Document excerpt ▸
Code walkthrough

Simple-3dviz uses moderngl to create OpenGL contexts, frame buffers etc. However, ModernGL is a low level abstraction over OpenGL which means that we get to decide how to manage the rendering pipeline ourselves. Moreover, ModernGL does not provide rendering primitives which means that we need to write our own shaders to render objects/scenes.

The following sections describe in high level the core parts of our rendering pipeline. For details, e.g. argument names and types, follow the links to the API docs or read the code.


A Scene is a representation of a scene to be rendered. It manages the ModernGL context and defines things like the background color or the size of the frame. The scene also provides information about the camera as well as any lighting to the shader programs that actually do the rendering.

All scenes have the ability to contain several objects that can be rendered, namely implement the Renderable interface, which can be added or removed with the add() or remove() methods of a scene. When the render() method of a scene is called the GPU actually renders all objects on the framebuffer.

The main scene implementation of simple-3dviz contains a single perspective camera and a single light source.


The classes that implement the Renderable interface actually contain the code that renders objects in the frame. They get the uniform values (see the GLSL docs for uniforms) from the scene and they must be somewhat compatible. For instance, in order for a scene light to have any effect, the Renderable needs to have a GLSL shader that takes it into account.

Task description ▸
For each statement, answer yes or no to whether it agrees with the code walkthrough, and quote the walkthrough's deciding words. 1. ModernGL supplies ready-made rendering primitives. 2. The main scene implementation of simple-3dviz has one perspective camera. 3. Objects are placed in a scene through its add() method. The lines that follow come from a different source.

Material shown ▸
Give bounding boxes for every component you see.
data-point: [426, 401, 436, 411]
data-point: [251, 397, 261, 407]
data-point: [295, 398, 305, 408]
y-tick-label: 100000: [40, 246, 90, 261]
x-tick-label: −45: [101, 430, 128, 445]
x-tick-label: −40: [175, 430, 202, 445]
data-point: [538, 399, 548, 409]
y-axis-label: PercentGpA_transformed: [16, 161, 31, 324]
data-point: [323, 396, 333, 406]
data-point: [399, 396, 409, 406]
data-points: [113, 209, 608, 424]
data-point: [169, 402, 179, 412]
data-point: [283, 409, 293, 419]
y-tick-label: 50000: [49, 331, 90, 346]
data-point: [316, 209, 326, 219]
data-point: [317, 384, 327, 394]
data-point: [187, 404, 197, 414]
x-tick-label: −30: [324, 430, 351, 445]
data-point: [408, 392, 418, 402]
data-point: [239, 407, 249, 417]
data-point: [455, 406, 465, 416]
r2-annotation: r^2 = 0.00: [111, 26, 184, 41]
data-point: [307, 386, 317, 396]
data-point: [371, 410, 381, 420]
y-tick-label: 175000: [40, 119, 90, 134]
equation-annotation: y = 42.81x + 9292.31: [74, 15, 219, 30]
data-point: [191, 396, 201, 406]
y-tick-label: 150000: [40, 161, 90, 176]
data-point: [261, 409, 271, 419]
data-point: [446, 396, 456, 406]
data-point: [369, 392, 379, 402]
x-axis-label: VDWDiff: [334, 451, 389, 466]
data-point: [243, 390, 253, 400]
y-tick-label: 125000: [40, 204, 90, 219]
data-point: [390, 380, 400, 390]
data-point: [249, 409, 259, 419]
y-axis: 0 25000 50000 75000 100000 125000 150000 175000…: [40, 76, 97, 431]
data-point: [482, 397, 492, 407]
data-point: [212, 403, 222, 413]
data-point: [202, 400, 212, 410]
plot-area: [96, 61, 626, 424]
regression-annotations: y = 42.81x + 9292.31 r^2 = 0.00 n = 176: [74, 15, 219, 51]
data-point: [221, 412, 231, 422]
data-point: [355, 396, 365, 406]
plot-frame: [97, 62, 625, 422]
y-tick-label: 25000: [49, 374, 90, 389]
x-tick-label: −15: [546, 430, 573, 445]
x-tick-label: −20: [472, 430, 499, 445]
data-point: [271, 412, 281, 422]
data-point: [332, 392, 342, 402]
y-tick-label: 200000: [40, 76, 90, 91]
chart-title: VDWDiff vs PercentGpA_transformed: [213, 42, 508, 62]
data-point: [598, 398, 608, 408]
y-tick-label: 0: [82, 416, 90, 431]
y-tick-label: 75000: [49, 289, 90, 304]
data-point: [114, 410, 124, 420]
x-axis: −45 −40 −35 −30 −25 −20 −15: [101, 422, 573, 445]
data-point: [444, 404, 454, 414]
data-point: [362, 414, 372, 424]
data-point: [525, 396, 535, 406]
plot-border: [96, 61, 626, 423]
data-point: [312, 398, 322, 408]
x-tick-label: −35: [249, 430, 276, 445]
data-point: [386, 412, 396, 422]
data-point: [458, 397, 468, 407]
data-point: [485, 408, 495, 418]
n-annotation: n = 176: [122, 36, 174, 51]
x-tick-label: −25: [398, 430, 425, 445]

Result below ▸
1. No: "ModernGL does not provide rendering primitives"
2. Yes: "The main scene implementation of simple-3dviz contains a single perspective camera"
3. Yes: "which can be added or removed with the add() or remove() methods of a scene"